**WHAT THE EXERCISE ASKS**
Wherever "eltűnik" appears in a line, list that line.

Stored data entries
## Begin
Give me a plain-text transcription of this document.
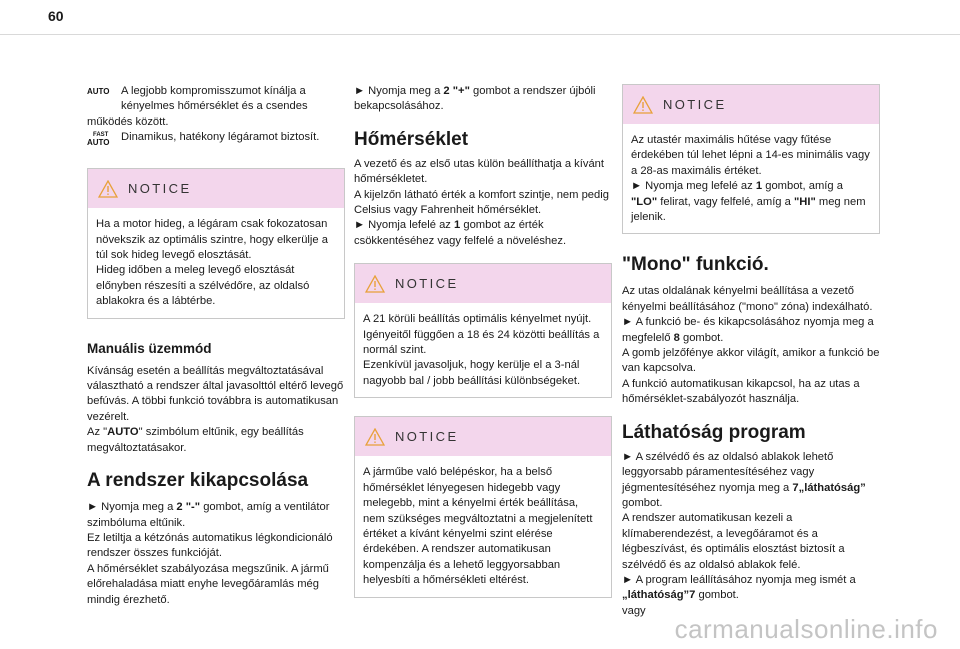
60
AUTO	A legjobb kompromisszumot kínálja a kényelmes hőmérséklet és a csendes

működés között.

FAST
AUTO	Dinamikus, hatékony légáramot biztosít.

NOTICE

Ha a motor hideg, a légáram csak fokozatosan növekszik az optimális szintre, hogy elkerülje a túl sok hideg levegő elosztását.
Hideg időben a meleg levegő elosztását előnyben részesíti a szélvédőre, az oldalsó ablakokra és a lábtérbe.

Manuális üzemmód

Kívánság esetén a beállítás megváltoztatásával választható a rendszer által javasolttól eltérő levegő befúvás. A többi funkció továbbra is automatikusan vezérelt.
Az "AUTO" szimbólum eltűnik, egy beállítás megváltoztatásakor.

A rendszer kikapcsolása

► Nyomja meg a 2 "-" gombot, amíg a ventilátor szimbóluma eltűnik.
Ez letiltja a kétzónás automatikus légkondicionáló rendszer összes funkcióját.
A hőmérséklet szabályozása megszűnik. A jármű előrehaladása miatt enyhe levegőáramlás még mindig érezhető.

► Nyomja meg a 2 "+" gombot a rendszer újbóli bekapcsolásához.

Hőmérséklet

A vezető és az első utas külön beállíthatja a kívánt hőmérsékletet.
A kijelzőn látható érték a komfort szintje, nem pedig Celsius vagy Fahrenheit hőmérséklet.
► Nyomja lefelé az 1 gombot az érték csökkentéséhez vagy felfelé a növeléshez.

NOTICE

A 21 körüli beállítás optimális kényelmet nyújt. Igényeitől függően a 18 és 24 közötti beállítás a normál szint.
Ezenkívül javasoljuk, hogy kerülje el a 3-nál nagyobb bal / jobb beállítási különbségeket.

NOTICE

A járműbe való belépéskor, ha a belső hőmérséklet lényegesen hidegebb vagy melegebb, mint a kényelmi érték beállítása, nem szükséges megváltoztatni a megjelenített értéket a kívánt kényelmi szint elérése érdekében. A rendszer automatikusan kompenzálja és a lehető leggyorsabban helyesbíti a hőmérsékleti eltérést.

NOTICE

Az utastér maximális hűtése vagy fűtése érdekében túl lehet lépni a 14-es minimális vagy a 28-as maximális értéket.
► Nyomja meg lefelé az 1 gombot, amíg a "LO" felirat, vagy felfelé, amíg a "HI" meg nem jelenik.

"Mono" funkció.

Az utas oldalának kényelmi beállítása a vezető kényelmi beállításához ("mono" zóna) indexálható.
► A funkció be- és kikapcsolásához nyomja meg a megfelelő 8 gombot.
A gomb jelzőfénye akkor világít, amikor a funkció be van kapcsolva.
A funkció automatikusan kikapcsol, ha az utas a hőmérséklet-szabályozót használja.

Láthatóság program

► A szélvédő és az oldalsó ablakok lehető leggyorsabb páramentesítéséhez vagy jégmentesítéséhez nyomja meg a 7„láthatóság” gombot.
A rendszer automatikusan kezeli a klímaberendezést, a levegőáramot és a légbeszívást, és optimális elosztást biztosít a szélvédő és az oldalsó ablakok felé.
► A program leállításához nyomja meg ismét a „láthatóság”7 gombot.
vagy

carmanualsonline.info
## End
**RESULT OF THIS TASK**
Az "AUTO" szimbólum eltűnik, egy beállítás megváltoztatásakor.
► Nyomja meg a 2 "-" gombot, amíg a ventilátor szimbóluma eltűnik.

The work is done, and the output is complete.